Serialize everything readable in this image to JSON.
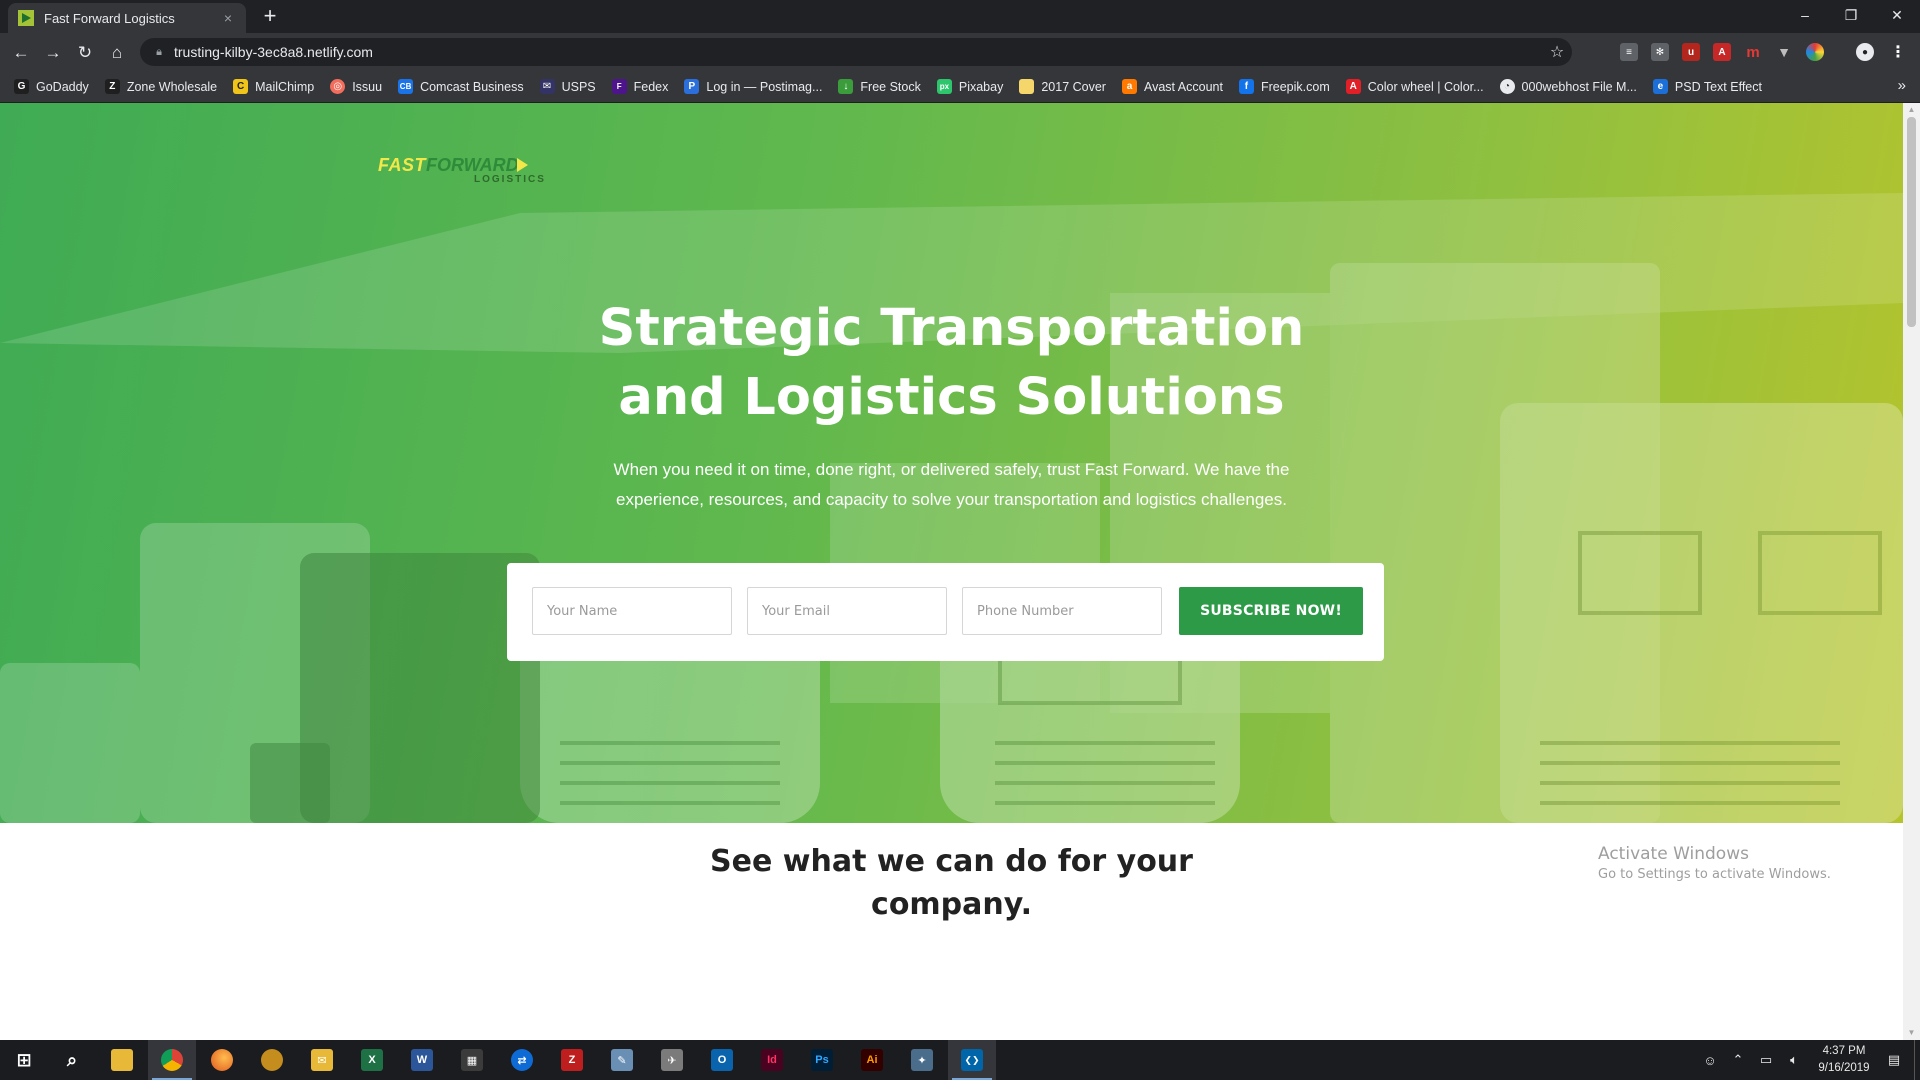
{
  "browser": {
    "tab_title": "Fast Forward Logistics",
    "tab_close": "×",
    "new_tab": "+",
    "url": "trusting-kilby-3ec8a8.netlify.com",
    "window": {
      "minimize": "–",
      "restore": "❐",
      "close": "✕"
    },
    "nav": {
      "back": "←",
      "forward": "→",
      "reload": "↻",
      "home": "⌂"
    },
    "bookmarks": [
      {
        "label": "GoDaddy",
        "icon": "godaddy-icon",
        "color": "#1f1f1f",
        "glyph": "G"
      },
      {
        "label": "Zone Wholesale",
        "icon": "zone-icon",
        "color": "#1f1f1f",
        "glyph": "Z"
      },
      {
        "label": "MailChimp",
        "icon": "mailchimp-icon",
        "color": "#f0c419",
        "glyph": "C"
      },
      {
        "label": "Issuu",
        "icon": "issuu-icon",
        "color": "#f36d5d",
        "glyph": "◎"
      },
      {
        "label": "Comcast Business",
        "icon": "comcast-icon",
        "color": "#1a73e8",
        "glyph": "CB"
      },
      {
        "label": "USPS",
        "icon": "usps-icon",
        "color": "#333366",
        "glyph": "✉"
      },
      {
        "label": "Fedex",
        "icon": "fedex-icon",
        "color": "#4d148c",
        "glyph": "F"
      },
      {
        "label": "Log in — Postimag...",
        "icon": "postimage-icon",
        "color": "#2a6fdb",
        "glyph": "P"
      },
      {
        "label": "Free Stock",
        "icon": "freestock-icon",
        "color": "#3b9c3b",
        "glyph": "↓"
      },
      {
        "label": "Pixabay",
        "icon": "pixabay-icon",
        "color": "#2ec66d",
        "glyph": "px"
      },
      {
        "label": "2017 Cover",
        "icon": "doc-icon",
        "color": "#f5d66b",
        "glyph": ""
      },
      {
        "label": "Avast Account",
        "icon": "avast-icon",
        "color": "#ff7800",
        "glyph": "a"
      },
      {
        "label": "Freepik.com",
        "icon": "freepik-icon",
        "color": "#1273eb",
        "glyph": "f"
      },
      {
        "label": "Color wheel | Color...",
        "icon": "adobe-icon",
        "color": "#e01f26",
        "glyph": "A"
      },
      {
        "label": "000webhost File M...",
        "icon": "webhost-icon",
        "color": "#444444",
        "glyph": "◔"
      },
      {
        "label": "PSD Text Effect",
        "icon": "psd-icon",
        "color": "#1c6fd8",
        "glyph": "e"
      }
    ],
    "bookmarks_more": "»",
    "star": "☆"
  },
  "page": {
    "logo": {
      "fast": "FAST",
      "forward": "FORWARD",
      "sub": "LOGISTICS"
    },
    "hero_title_line1": "Strategic Transportation",
    "hero_title_line2": "and Logistics Solutions",
    "hero_sub_line1": "When you need it on time, done right, or delivered safely, trust Fast Forward. We have the",
    "hero_sub_line2": "experience, resources, and capacity to solve your transportation and logistics challenges.",
    "form": {
      "name_placeholder": "Your Name",
      "email_placeholder": "Your Email",
      "phone_placeholder": "Phone Number",
      "submit_label": "SUBSCRIBE NOW!"
    },
    "section_title_line1": "See what we can do for your",
    "section_title_line2": "company.",
    "watermark_line1": "Activate Windows",
    "watermark_line2": "Go to Settings to activate Windows."
  },
  "colors": {
    "accent": "#2d9a48",
    "hero_gradient_start": "#3fab54",
    "hero_gradient_end": "#b6c42c"
  },
  "taskbar": {
    "apps": [
      {
        "name": "start-button",
        "glyph": "⊞",
        "color": "transparent"
      },
      {
        "name": "search-button",
        "glyph": "⌕",
        "color": "transparent"
      },
      {
        "name": "file-explorer-icon",
        "glyph": "▭",
        "color": "#e8b938"
      },
      {
        "name": "chrome-icon",
        "glyph": "◉",
        "color": "#2e9e48"
      },
      {
        "name": "firefox-icon",
        "glyph": "◐",
        "color": "#e0561c"
      },
      {
        "name": "app-icon",
        "glyph": "◍",
        "color": "#c58c1e"
      },
      {
        "name": "mail-icon",
        "glyph": "✉",
        "color": "#e8b938"
      },
      {
        "name": "excel-icon",
        "glyph": "X",
        "color": "#1e7145"
      },
      {
        "name": "word-icon",
        "glyph": "W",
        "color": "#2b579a"
      },
      {
        "name": "calculator-icon",
        "glyph": "▦",
        "color": "#3b3b3b"
      },
      {
        "name": "teamviewer-icon",
        "glyph": "⇄",
        "color": "#0e6bd6"
      },
      {
        "name": "filezilla-icon",
        "glyph": "Z",
        "color": "#bf1e1e"
      },
      {
        "name": "notepad-icon",
        "glyph": "✎",
        "color": "#6a8fb5"
      },
      {
        "name": "app-icon-2",
        "glyph": "✈",
        "color": "#7b7b7b"
      },
      {
        "name": "outlook-icon",
        "glyph": "O",
        "color": "#0a64ad"
      },
      {
        "name": "indesign-icon",
        "glyph": "Id",
        "color": "#49021f"
      },
      {
        "name": "photoshop-icon",
        "glyph": "Ps",
        "color": "#001e36"
      },
      {
        "name": "illustrator-icon",
        "glyph": "Ai",
        "color": "#330000"
      },
      {
        "name": "app-icon-3",
        "glyph": "✦",
        "color": "#4a6d8c"
      },
      {
        "name": "vscode-icon",
        "glyph": "❮❯",
        "color": "#0065a9"
      }
    ],
    "time": "4:37 PM",
    "date": "9/16/2019"
  }
}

++++++++++

* _WHAT IS ASKED_
Keep the pictures out of your copy, and repeat every entry above exactly.

* _TASK SOLUTION_
Serialize everything readable in this image to JSON.
{
  "browser": {
    "tab_title": "Fast Forward Logistics",
    "tab_close": "×",
    "new_tab": "+",
    "url": "trusting-kilby-3ec8a8.netlify.com",
    "window": {
      "minimize": "–",
      "restore": "❐",
      "close": "✕"
    },
    "nav": {
      "back": "←",
      "forward": "→",
      "reload": "↻",
      "home": "⌂"
    },
    "bookmarks": [
      {
        "label": "GoDaddy",
        "icon": "godaddy-icon",
        "color": "#1f1f1f",
        "glyph": "G"
      },
      {
        "label": "Zone Wholesale",
        "icon": "zone-icon",
        "color": "#1f1f1f",
        "glyph": "Z"
      },
      {
        "label": "MailChimp",
        "icon": "mailchimp-icon",
        "color": "#f0c419",
        "glyph": "C"
      },
      {
        "label": "Issuu",
        "icon": "issuu-icon",
        "color": "#f36d5d",
        "glyph": "◎"
      },
      {
        "label": "Comcast Business",
        "icon": "comcast-icon",
        "color": "#1a73e8",
        "glyph": "CB"
      },
      {
        "label": "USPS",
        "icon": "usps-icon",
        "color": "#333366",
        "glyph": "✉"
      },
      {
        "label": "Fedex",
        "icon": "fedex-icon",
        "color": "#4d148c",
        "glyph": "F"
      },
      {
        "label": "Log in — Postimag...",
        "icon": "postimage-icon",
        "color": "#2a6fdb",
        "glyph": "P"
      },
      {
        "label": "Free Stock",
        "icon": "freestock-icon",
        "color": "#3b9c3b",
        "glyph": "↓"
      },
      {
        "label": "Pixabay",
        "icon": "pixabay-icon",
        "color": "#2ec66d",
        "glyph": "px"
      },
      {
        "label": "2017 Cover",
        "icon": "doc-icon",
        "color": "#f5d66b",
        "glyph": ""
      },
      {
        "label": "Avast Account",
        "icon": "avast-icon",
        "color": "#ff7800",
        "glyph": "a"
      },
      {
        "label": "Freepik.com",
        "icon": "freepik-icon",
        "color": "#1273eb",
        "glyph": "f"
      },
      {
        "label": "Color wheel | Color...",
        "icon": "adobe-icon",
        "color": "#e01f26",
        "glyph": "A"
      },
      {
        "label": "000webhost File M...",
        "icon": "webhost-icon",
        "color": "#444444",
        "glyph": "◔"
      },
      {
        "label": "PSD Text Effect",
        "icon": "psd-icon",
        "color": "#1c6fd8",
        "glyph": "e"
      }
    ],
    "bookmarks_more": "»",
    "star": "☆"
  },
  "page": {
    "logo": {
      "fast": "FAST",
      "forward": "FORWARD",
      "sub": "LOGISTICS"
    },
    "hero_title_line1": "Strategic Transportation",
    "hero_title_line2": "and Logistics Solutions",
    "hero_sub_line1": "When you need it on time, done right, or delivered safely, trust Fast Forward. We have the",
    "hero_sub_line2": "experience, resources, and capacity to solve your transportation and logistics challenges.",
    "form": {
      "name_placeholder": "Your Name",
      "email_placeholder": "Your Email",
      "phone_placeholder": "Phone Number",
      "submit_label": "SUBSCRIBE NOW!"
    },
    "section_title_line1": "See what we can do for your",
    "section_title_line2": "company.",
    "watermark_line1": "Activate Windows",
    "watermark_line2": "Go to Settings to activate Windows."
  },
  "colors": {
    "accent": "#2d9a48",
    "hero_gradient_start": "#3fab54",
    "hero_gradient_end": "#b6c42c"
  },
  "taskbar": {
    "apps": [
      {
        "name": "start-button",
        "glyph": "⊞",
        "color": "transparent"
      },
      {
        "name": "search-button",
        "glyph": "⌕",
        "color": "transparent"
      },
      {
        "name": "file-explorer-icon",
        "glyph": "▭",
        "color": "#e8b938"
      },
      {
        "name": "chrome-icon",
        "glyph": "◉",
        "color": "#2e9e48"
      },
      {
        "name": "firefox-icon",
        "glyph": "◐",
        "color": "#e0561c"
      },
      {
        "name": "app-icon",
        "glyph": "◍",
        "color": "#c58c1e"
      },
      {
        "name": "mail-icon",
        "glyph": "✉",
        "color": "#e8b938"
      },
      {
        "name": "excel-icon",
        "glyph": "X",
        "color": "#1e7145"
      },
      {
        "name": "word-icon",
        "glyph": "W",
        "color": "#2b579a"
      },
      {
        "name": "calculator-icon",
        "glyph": "▦",
        "color": "#3b3b3b"
      },
      {
        "name": "teamviewer-icon",
        "glyph": "⇄",
        "color": "#0e6bd6"
      },
      {
        "name": "filezilla-icon",
        "glyph": "Z",
        "color": "#bf1e1e"
      },
      {
        "name": "notepad-icon",
        "glyph": "✎",
        "color": "#6a8fb5"
      },
      {
        "name": "app-icon-2",
        "glyph": "✈",
        "color": "#7b7b7b"
      },
      {
        "name": "outlook-icon",
        "glyph": "O",
        "color": "#0a64ad"
      },
      {
        "name": "indesign-icon",
        "glyph": "Id",
        "color": "#49021f"
      },
      {
        "name": "photoshop-icon",
        "glyph": "Ps",
        "color": "#001e36"
      },
      {
        "name": "illustrator-icon",
        "glyph": "Ai",
        "color": "#330000"
      },
      {
        "name": "app-icon-3",
        "glyph": "✦",
        "color": "#4a6d8c"
      },
      {
        "name": "vscode-icon",
        "glyph": "❮❯",
        "color": "#0065a9"
      }
    ],
    "time": "4:37 PM",
    "date": "9/16/2019"
  }
}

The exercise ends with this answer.